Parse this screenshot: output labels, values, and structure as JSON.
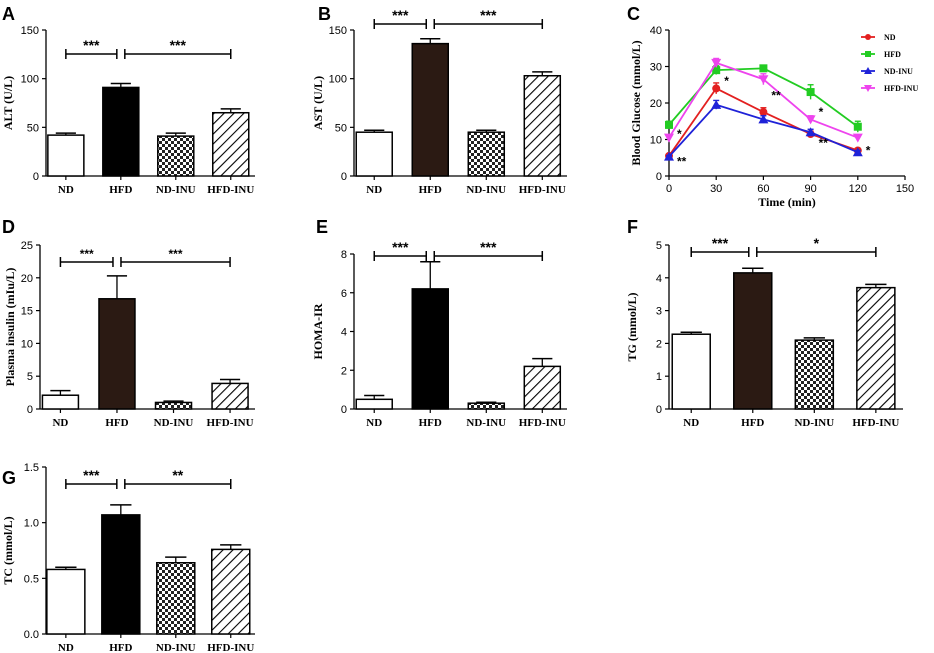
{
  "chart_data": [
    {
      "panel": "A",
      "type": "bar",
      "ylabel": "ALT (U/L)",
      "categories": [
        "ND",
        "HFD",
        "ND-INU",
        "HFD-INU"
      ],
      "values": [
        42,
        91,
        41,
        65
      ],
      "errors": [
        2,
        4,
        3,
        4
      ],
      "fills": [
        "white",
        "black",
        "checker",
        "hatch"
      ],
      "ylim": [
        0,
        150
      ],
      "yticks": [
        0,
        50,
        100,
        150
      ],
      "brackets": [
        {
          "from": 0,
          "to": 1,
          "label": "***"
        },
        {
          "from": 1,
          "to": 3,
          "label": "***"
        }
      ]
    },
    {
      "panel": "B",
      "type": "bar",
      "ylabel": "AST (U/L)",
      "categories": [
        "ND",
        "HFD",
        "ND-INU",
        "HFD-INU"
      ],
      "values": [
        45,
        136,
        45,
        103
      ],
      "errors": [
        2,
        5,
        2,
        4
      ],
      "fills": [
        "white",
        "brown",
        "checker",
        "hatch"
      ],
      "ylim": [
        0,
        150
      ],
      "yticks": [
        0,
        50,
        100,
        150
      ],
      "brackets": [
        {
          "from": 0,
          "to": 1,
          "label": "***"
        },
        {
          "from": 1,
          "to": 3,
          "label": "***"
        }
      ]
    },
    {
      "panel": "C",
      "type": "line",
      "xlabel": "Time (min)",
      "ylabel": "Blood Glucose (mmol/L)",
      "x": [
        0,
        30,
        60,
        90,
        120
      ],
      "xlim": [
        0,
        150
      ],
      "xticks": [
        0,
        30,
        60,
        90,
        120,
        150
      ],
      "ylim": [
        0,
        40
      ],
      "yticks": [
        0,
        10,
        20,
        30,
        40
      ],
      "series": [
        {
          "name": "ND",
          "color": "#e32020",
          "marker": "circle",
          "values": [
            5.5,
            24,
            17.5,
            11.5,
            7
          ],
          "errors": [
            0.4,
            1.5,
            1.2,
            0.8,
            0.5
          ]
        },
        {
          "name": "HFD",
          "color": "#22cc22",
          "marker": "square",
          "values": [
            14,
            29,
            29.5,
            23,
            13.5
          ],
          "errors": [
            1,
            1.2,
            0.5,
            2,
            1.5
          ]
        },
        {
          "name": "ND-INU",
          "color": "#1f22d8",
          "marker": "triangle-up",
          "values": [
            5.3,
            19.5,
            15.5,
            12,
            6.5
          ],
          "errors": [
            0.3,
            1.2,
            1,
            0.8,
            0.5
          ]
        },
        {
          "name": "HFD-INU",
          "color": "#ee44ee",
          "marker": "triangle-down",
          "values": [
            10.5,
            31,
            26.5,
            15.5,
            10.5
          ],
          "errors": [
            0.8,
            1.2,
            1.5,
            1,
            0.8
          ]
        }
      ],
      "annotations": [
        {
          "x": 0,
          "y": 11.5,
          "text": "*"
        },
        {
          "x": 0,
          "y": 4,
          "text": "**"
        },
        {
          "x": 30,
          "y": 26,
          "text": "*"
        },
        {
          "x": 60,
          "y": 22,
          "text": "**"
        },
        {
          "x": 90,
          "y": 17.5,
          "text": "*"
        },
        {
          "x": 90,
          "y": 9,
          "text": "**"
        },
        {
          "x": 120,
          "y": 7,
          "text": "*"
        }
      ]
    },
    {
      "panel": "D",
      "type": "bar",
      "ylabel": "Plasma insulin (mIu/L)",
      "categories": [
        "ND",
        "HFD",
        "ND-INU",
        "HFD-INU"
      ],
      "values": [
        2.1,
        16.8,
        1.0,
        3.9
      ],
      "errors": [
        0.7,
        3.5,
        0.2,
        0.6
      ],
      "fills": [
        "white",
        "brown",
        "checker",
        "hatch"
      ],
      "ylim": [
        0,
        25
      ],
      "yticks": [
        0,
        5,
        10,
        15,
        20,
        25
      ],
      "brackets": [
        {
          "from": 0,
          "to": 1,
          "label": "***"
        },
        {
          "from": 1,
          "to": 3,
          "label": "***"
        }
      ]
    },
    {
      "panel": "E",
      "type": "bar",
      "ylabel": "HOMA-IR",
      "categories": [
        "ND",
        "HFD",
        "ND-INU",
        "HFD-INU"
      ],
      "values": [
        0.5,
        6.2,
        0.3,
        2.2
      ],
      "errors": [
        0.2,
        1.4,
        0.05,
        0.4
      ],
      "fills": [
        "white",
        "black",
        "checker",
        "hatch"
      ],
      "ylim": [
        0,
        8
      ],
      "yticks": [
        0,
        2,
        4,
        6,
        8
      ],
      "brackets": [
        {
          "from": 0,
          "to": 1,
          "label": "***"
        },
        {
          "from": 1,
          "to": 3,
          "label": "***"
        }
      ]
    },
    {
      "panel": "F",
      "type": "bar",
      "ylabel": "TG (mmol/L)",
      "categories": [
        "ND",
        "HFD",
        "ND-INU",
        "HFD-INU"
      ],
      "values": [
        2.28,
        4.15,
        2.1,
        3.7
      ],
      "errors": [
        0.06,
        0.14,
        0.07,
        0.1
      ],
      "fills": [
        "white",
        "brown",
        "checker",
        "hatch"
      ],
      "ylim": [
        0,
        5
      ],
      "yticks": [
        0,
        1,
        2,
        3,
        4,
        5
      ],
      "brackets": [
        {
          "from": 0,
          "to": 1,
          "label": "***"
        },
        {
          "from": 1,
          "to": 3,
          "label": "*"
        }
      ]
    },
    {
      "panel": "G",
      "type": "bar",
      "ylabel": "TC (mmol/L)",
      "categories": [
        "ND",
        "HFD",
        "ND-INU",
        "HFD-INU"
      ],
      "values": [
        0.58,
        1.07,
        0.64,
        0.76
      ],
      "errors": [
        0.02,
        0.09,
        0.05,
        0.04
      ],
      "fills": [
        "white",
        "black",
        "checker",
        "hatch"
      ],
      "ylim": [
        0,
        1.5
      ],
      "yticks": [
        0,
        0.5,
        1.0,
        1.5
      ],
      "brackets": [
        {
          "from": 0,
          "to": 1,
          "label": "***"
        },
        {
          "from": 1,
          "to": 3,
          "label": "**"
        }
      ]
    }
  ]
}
_ _ _ _ _ _ _
→ Short problem:
From the listing above, return each line with the word "mmol".

→ Response:
      "ylabel": "Blood Glucose (mmol/L)",
      "ylabel": "TG (mmol/L)",
      "ylabel": "TC (mmol/L)",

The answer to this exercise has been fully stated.